* [SELECTED EXCERPT]:
It's quite evident that SS gives us a lot of information during the CC's. The hard part is analyzing what was said and figuring out what it all means, and how Waves' vision and business plan will unfold. SS has already told us that first part of Waves' Trusted Computing business plan is:

"The business model of an emerging market is to get revenue from the chip vendors, from the OEMs. When they supply a technology ultimately to the end user who isn't even really aware of the full benefits of Trusted Computing. If we can participate in the revenue of teaching them what Trusted Computing is, that's great for our company in the early stages of this business. It also puts us in a great position to help upgrade those users in the market as the awareness of Trusted Computing continues to grow.

So we look at, for example, shipping a million units in two ways. One is with a great addition to our revenue. Secondly, it's a million sets of eyeballs in the marketplace who when they go to turn on Trusted Computing, they're going to start with the Wave experience and hopefully look to us to find the other features and functions that they would like to add to those platforms to enhance the capability of Trusted Computing in the market."


With Dell, Intel, STM, ATML, and perhap GTW, BRCM, and Lenovo(IBM) it would appear that Wave has been extremely successful so far!!

SS has also told us that MSFT Vista will subsume some of the applications that Wave is now fulfilling. Vista is still about a year away, so in the meantime Wave wants to get into as many boxes and on as many platforms as it can. Then comes Waves' long term strategy which is to leverage their being on perhaps 50 to 100 million platforms to initiate their subscription and service based applications.


SKS: In exchange for the services business. But that assumes the services business shows up. I mean, there are a bunch of pieces that have to happen in an organized manner to make this work. But I think we're in a good position to implement those and we'll see how they come together. But that's what keeps us very excited in pursuing this market, is a lot of people looked at the ST Micro agreement and are wildly enthusiastic that we finally got some revenue. We are as well. But the other way to look at that is, we just shipped our first million customers who when they go to turn on their Trusted Computers, which they haven't done yet, the first place they start is Wave.

And so maybe that starts to be a million units a quarter, then a million units a month, then a million units a week. What point does that volume get big enough where it becomes a really interesting number, like 50 million or 100 million or more. The market's potential is huge. And if we support a majority of the chip vendors, and by default then a majority of the OEMs, we think we're in a tremendous position to help the users realize what those services are. And so it's important then to go touch somebody like a company like Fiserv who supplies a few hundred or a few thousand back offices to the brokerage community. So that it just works, because at the end of the day this is all about convenience."

* [EXTRACTED ENTRIES]:
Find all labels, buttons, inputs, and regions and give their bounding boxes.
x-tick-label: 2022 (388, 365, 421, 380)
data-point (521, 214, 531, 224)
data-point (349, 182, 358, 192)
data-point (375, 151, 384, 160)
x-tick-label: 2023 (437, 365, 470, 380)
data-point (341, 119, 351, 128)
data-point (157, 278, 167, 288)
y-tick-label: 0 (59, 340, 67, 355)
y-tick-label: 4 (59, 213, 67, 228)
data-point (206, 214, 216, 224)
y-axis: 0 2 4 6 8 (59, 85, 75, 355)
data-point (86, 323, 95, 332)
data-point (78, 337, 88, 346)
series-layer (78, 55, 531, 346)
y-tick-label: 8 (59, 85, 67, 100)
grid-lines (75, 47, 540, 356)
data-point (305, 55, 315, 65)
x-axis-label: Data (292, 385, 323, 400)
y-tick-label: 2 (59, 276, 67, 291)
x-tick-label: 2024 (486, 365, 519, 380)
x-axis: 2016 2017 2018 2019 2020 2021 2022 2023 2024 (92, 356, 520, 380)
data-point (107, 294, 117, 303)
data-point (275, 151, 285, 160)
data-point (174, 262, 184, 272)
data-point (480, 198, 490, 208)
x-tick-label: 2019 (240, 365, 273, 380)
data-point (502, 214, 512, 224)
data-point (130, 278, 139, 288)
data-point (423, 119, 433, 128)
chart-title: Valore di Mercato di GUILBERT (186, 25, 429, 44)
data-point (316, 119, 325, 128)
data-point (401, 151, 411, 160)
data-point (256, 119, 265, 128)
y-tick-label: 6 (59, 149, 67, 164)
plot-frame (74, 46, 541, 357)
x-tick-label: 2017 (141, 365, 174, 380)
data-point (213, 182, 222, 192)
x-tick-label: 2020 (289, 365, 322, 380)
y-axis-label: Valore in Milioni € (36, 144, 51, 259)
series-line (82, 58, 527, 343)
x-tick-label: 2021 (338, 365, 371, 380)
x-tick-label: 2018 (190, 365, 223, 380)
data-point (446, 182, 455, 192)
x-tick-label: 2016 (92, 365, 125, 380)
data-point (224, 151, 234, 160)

* [JOBS]:
(a) In the Wave Trusted Computing post, how far away is Vista said to be?
(b) List every company named in the sentence of the Wave Trusted Computing post that begins "With Dell, Intel".
(c) Return the part of the Wave Trusted Computing post that opens with the words containing "SS has also" and closes with "service based applications.".

* [ANSWERS PER TASK]:
(a) About a year away.

(b) Dell, Intel, STM, ATML, GTW, BRCM, and Lenovo (IBM)

(c)
SS has also told us that MSFT Vista will subsume some of the applications that Wave is now fulfilling. Vista is still about a year away, so in the meantime Wave wants to get into as many boxes and on as many platforms as it can. Then comes Waves' long term strategy which is to leverage their being on perhaps 50 to 100 million platforms to initiate their subscription and service based applications.